> [INFORMATION SUPPLIED]
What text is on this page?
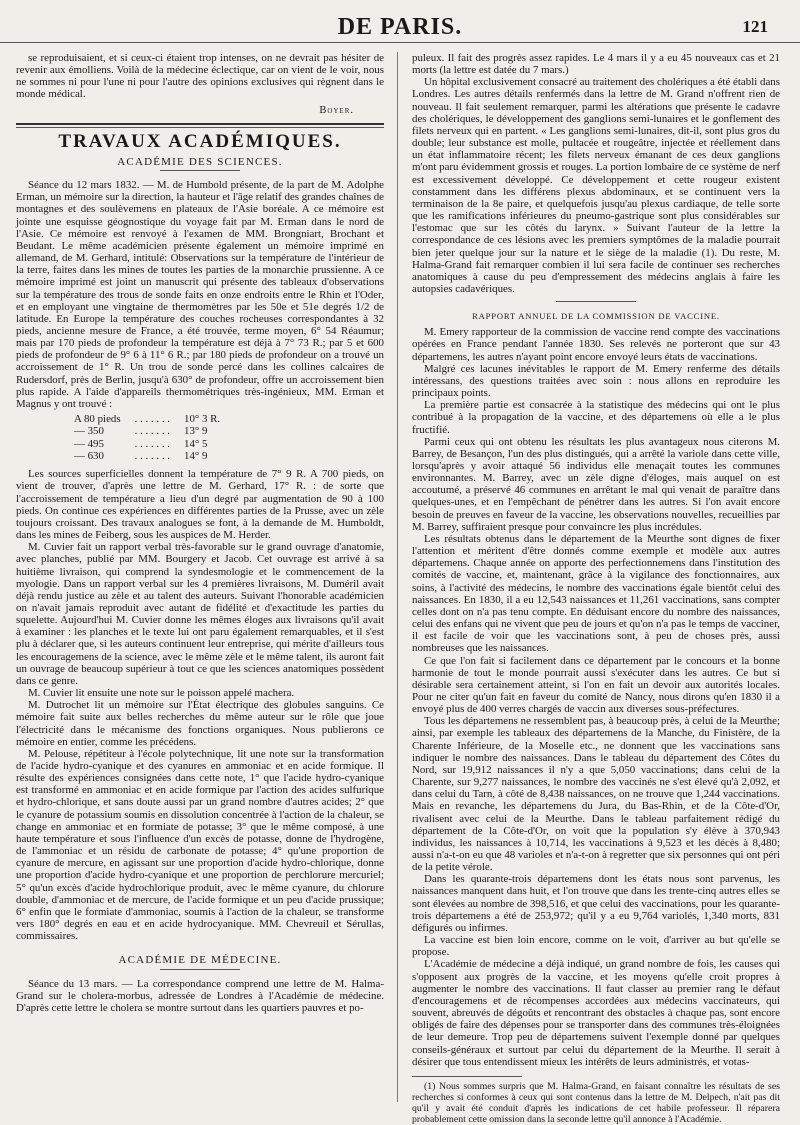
DE PARIS.	121

se reproduisaient, et si ceux-ci étaient trop intenses, on ne devrait pas hésiter de revenir aux émolliens. Voilà de la médecine éclectique, car on vient de le voir, nous ne sommes ni pour l'une ni pour l'autre des opinions exclusives qui règnent dans le monde médical.

Boyer.
TRAVAUX ACADÉMIQUES.
ACADÉMIE DES SCIENCES.

Séance du 12 mars 1832. — M. de Humbold présente, de la part de M. Adolphe Erman, un mémoire sur la direction, la hauteur et l'âge relatif des grandes chaînes de montagnes et des soulèvemens en plateaux de l'Asie boréale. A ce mémoire est jointe une esquisse géognostique du voyage fait par M. Erman dans le nord de l'Asie. Ce mémoire est renvoyé à l'examen de MM. Brongniart, Brochant et Beudant. Le même académicien présente également un mémoire imprimé en allemand, de M. Gerhard, intitulé: Observations sur la température de l'intérieur de la terre, faites dans les mines de toutes les parties de la monarchie prussienne. A ce mémoire imprimé est joint un manuscrit qui présente des tableaux d'observations sur la température des trous de sonde faits en onze endroits entre le Rhin et l'Oder, et en employant une vingtaine de thermomètres par les 50e et 51e degrés 1/2 de latitude. En Europe la température des couches rocheuses correspondantes à 32 pieds, ancienne mesure de France, a été trouvée, terme moyen, 6° 54 Réaumur; mais par 170 pieds de profondeur la température est déjà à 7° 73 R.; par 5 et 600 pieds de profondeur de 9° 6 à 11° 6 R.; par 180 pieds de profondeur on a trouvé un accroissement de 1° R. Un trou de sonde percé dans les collines calcaires de Rudersdorf, près de Berlin, jusqu'à 630° de profondeur, offre un accroissement bien plus rapide. A l'aide d'appareils thermométriques très-ingénieux, MM. Erman et Magnus y ont trouvé :

A 80 pieds	. . . . . . .	10° 3 R.
— 350	. . . . . . .	13° 9
— 495	. . . . . . .	14° 5
— 630	. . . . . . .	14° 9

Les sources superficielles donnent la température de 7° 9 R. A 700 pieds, on vient de trouver, d'après une lettre de M. Gerhard, 17° R. : de sorte que l'accroissement de température a lieu d'un degré par augmentation de 90 à 100 pieds. On continue ces expériences en différentes parties de la Prusse, avec un zèle toujours croissant. Des travaux analogues se font, à la demande de M. Humboldt, dans les mines de Feiberg, sous les auspices de M. Herder.

M. Cuvier fait un rapport verbal très-favorable sur le grand ouvrage d'anatomie, avec planches, publié par MM. Bourgery et Jacob. Cet ouvrage est arrivé à sa huitième livraison, qui comprend la syndesmologie et le commencement de la myologie. Dans un rapport verbal sur les 4 premières livraisons, M. Duméril avait déjà rendu justice au zèle et au talent des auteurs. Suivant l'honorable académicien on n'avait jamais reproduit avec autant de fidélité et d'exactitude les parties du squelette. Aujourd'hui M. Cuvier donne les mêmes éloges aux livraisons qu'il avait à examiner : les planches et le texte lui ont paru également remarquables, et il s'est plu à déclarer que, si les auteurs continuent leur entreprise, qui mérite d'ailleurs tous les encouragemens de la science, avec le même zèle et le même talent, ils auront fait un ouvrage de beaucoup supérieur à tout ce que les sciences anatomiques possèdent dans ce genre.

M. Cuvier lit ensuite une note sur le poisson appelé machera.

M. Dutrochet lit un mémoire sur l'État électrique des globules sanguins. Ce mémoire fait suite aux belles recherches du même auteur sur le rôle que joue l'électricité dans le mécanisme des fonctions organiques. Nous publierons ce mémoire en entier, comme les précédens.

M. Pelouse, répétiteur à l'école polytechnique, lit une note sur la transformation de l'acide hydro-cyanique et des cyanures en ammoniac et en acide formique. Il résulte des expériences consignées dans cette note, 1° que l'acide hydro-cyanique est transformé en ammoniac et en acide formique par l'action des acides sulfurique et hydro-chlorique, et sans doute aussi par un grand nombre d'autres acides; 2° que le cyanure de potassium soumis en dissolution concentrée à l'action de la chaleur, se change en ammoniac et en formiate de potasse; 3° que le même composé, à une haute température et sous l'influence d'un excès de potasse, donne de l'hydrogène, de l'ammoniac et un résidu de carbonate de potasse; 4° qu'une proportion de cyanure de mercure, en agissant sur une proportion d'acide hydro-chlorique, donne une proportion d'acide hydro-cyanique et une proportion de perchlorure mercuriel; 5° qu'un excès d'acide hydrochlorique produit, avec le même cyanure, du chlorure double, d'ammoniac et de mercure, de l'acide formique et un peu d'acide prussique; 6° enfin que le formiate d'ammoniac, soumis à l'action de la chaleur, se transforme vers 180° degrés en eau et en acide hydrocyanique. MM. Chevreuil et Sérullas, commissaires.

ACADÉMIE DE MÉDECINE.

Séance du 13 mars. — La correspondance comprend une lettre de M. Halma-Grand sur le cholera-morbus, adressée de Londres à l'Académie de médecine. D'après cette lettre le cholera se montre surtout dans les quartiers pauvres et po-

puleux. Il fait des progrès assez rapides. Le 4 mars il y a eu 45 nouveaux cas et 21 morts (la lettre est datée du 7 mars.)

Un hôpital exclusivement consacré au traitement des cholériques a été établi dans Londres. Les autres détails renfermés dans la lettre de M. Grand n'offrent rien de nouveau. Il fait seulement remarquer, parmi les altérations que présente le cadavre des cholériques, le développement des ganglions semi-lunaires et le gonflement des filets nerveux qui en partent. « Les ganglions semi-lunaires, dit-il, sont plus gros du double; leur substance est molle, pultacée et rougeâtre, injectée et réellement dans un état inflammatoire récent; les filets nerveux émanant de ces deux ganglions m'ont paru évidemment grossis et rouges. La portion lombaire de ce système de nerf est excessivement développé. Ce développement et cette rougeur existent constamment dans les différens plexus abdominaux, et se continuent vers la terminaison de la 8e paire, et quelquefois jusqu'au plexus cardiaque, de telle sorte que les ramifications inférieures du pneumo-gastrique sont plus considérables sur l'estomac que sur les côtés du larynx. » Suivant l'auteur de la lettre la correspondance de ces lésions avec les premiers symptômes de la maladie pourrait bien jeter quelque jour sur la nature et le siège de la maladie (1). Du reste, M. Halma-Grand fait remarquer combien il lui sera facile de continuer ses recherches anatomiques à cause du peu d'empressement des médecins anglais à faire les autopsies cadavériques.

RAPPORT ANNUEL DE LA COMMISSION DE VACCINE.

M. Emery rapporteur de la commission de vaccine rend compte des vaccinations opérées en France pendant l'année 1830. Ses relevés ne porteront que sur 43 départemens, les autres n'ayant point encore envoyé leurs états de vaccinations.

Malgré ces lacunes inévitables le rapport de M. Emery renferme des détails intéressans, des questions traitées avec soin : nous allons en reproduire les principaux points.

La première partie est consacrée à la statistique des médecins qui ont le plus contribué à la propagation de la vaccine, et des départemens où elle a le plus fructifié.

Parmi ceux qui ont obtenu les résultats les plus avantageux nous citerons M. Barrey, de Besançon, l'un des plus distingués, qui a arrêté la variole dans cette ville, lorsqu'après y avoir attaqué 56 individus elle menaçait toutes les communes environnantes. M. Barrey, avec un zèle digne d'éloges, mais auquel on est accoutumé, a préservé 46 communes en arrêtant le mal qui venait de paraître dans quelques-unes, et en l'empêchant de pénétrer dans les autres. Si l'on avait encore besoin de preuves en faveur de la vaccine, les observations nouvelles, recueillies par M. Barrey, suffiraient presque pour convaincre les plus incrédules.

Les résultats obtenus dans le département de la Meurthe sont dignes de fixer l'attention et méritent d'être donnés comme exemple et modèle aux autres départemens. Chaque année on apporte des perfectionnemens dans l'institution des comités de vaccine, et, maintenant, grâce à la vigilance des fonctionnaires, aux soins, à l'activité des médecins, le nombre des vaccinations égale bientôt celui des naissances. En 1830, il a eu 12,543 naissances et 11,261 vaccinations, sans compter celles dont on n'a pas tenu compte. En déduisant encore du nombre des naissances, celui des enfans qui ne vivent que peu de jours et qu'on n'a pas le temps de vacciner, il est facile de voir que les vaccinations sont, à peu de choses près, aussi nombreuses que les naissances.

Ce que l'on fait si facilement dans ce département par le concours et la bonne harmonie de tout le monde pourrait aussi s'exécuter dans les autres. Ce but si désirable sera certainement atteint, si l'on en fait un devoir aux autorités locales. Pour ne citer qu'un fait en faveur du comité de Nancy, nous dirons qu'en 1830 il a envoyé plus de 400 verres chargés de vaccin aux diverses sous-préfectures.

Tous les départemens ne ressemblent pas, à beaucoup près, à celui de la Meurthe; ainsi, par exemple les tableaux des départemens de la Manche, du Finistère, de la Charente Inférieure, de la Moselle etc., ne donnent que les vaccinations sans indiquer le nombre des naissances. Dans le tableau du département des Côtes du Nord, sur 19,912 naissances il n'y a que 5,050 vaccinations; dans celui de la Charente, sur 9,277 naissances, le nombre des vaccinés ne s'est élevé qu'à 2,092, et dans celui du Tarn, à côté de 8,438 naissances, on ne trouve que 1,244 vaccinations. Mais en revanche, les départemens du Jura, du Bas-Rhin, et de la Côte-d'Or, rivalisent avec celui de la Meurthe. Dans le tableau parfaitement rédigé du département de la Côte-d'Or, on voit que la population s'y élève à 370,943 individus, les naissances à 10,714, les vaccinations à 9,523 et les décès à 8,480; aussi n'a-t-on eu que 48 varioles et n'a-t-on à regretter que six personnes qui ont péri de la petite vérole.

Dans les quarante-trois départemens dont les états nous sont parvenus, les naissances manquent dans huit, et l'on trouve que dans les trente-cinq autres elles se sont élevées au nombre de 398,516, et que celui des vaccinations, pour les quarante-trois départemens a été de 253,972; qu'il y a eu 9,764 variolés, 1,340 morts, 831 défigurés ou infirmes.

La vaccine est bien loin encore, comme on le voit, d'arriver au but qu'elle se propose.

L'Académie de médecine a déjà indiqué, un grand nombre de fois, les causes qui s'opposent aux progrès de la vaccine, et les moyens qu'elle croit propres à augmenter le nombre des vaccinations. Il faut classer au premier rang le défaut d'encouragemens et de récompenses accordées aux médecins vaccinateurs, qui souvent, abreuvés de dégoûts et rencontrant des obstacles à chaque pas, sont encore obligés de faire des dépenses pour se transporter dans des communes très-éloignées de leur demeure. Trop peu de départemens suivent l'exemple donné par quelques conseils-généraux et surtout par celui du département de la Meurthe. Il serait à désirer que tous entendissent mieux les intérêts de leurs administrés, et votas-

(1) Nous sommes surpris que M. Halma-Grand, en faisant connaître les résultats de ses recherches si conformes à ceux qui sont contenus dans la lettre de M. Delpech, n'ait pas dit qu'il y avait été conduit d'après les indications de cet habile professeur. Il réparera probablement cette omission dans la seconde lettre qu'il annonce à l'Académie.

> [EXERCISE BRIEF] Copy each line from the data above that includes "états".

> [TASK SOLUTION]
M. Emery rapporteur de la commission de vaccine rend compte des vaccinations opérées en France pendant l'année 1830. Ses relevés ne porteront que sur 43 départemens, les autres n'ayant point encore envoyé leurs états de vaccinations.
Dans les quarante-trois départemens dont les états nous sont parvenus, les naissances manquent dans huit, et l'on trouve que dans les trente-cinq autres elles se sont élevées au nombre de 398,516, et que celui des vaccinations, pour les quarante-trois départemens a été de 253,972; qu'il y a eu 9,764 variolés, 1,340 morts, 831 défigurés ou infirmes.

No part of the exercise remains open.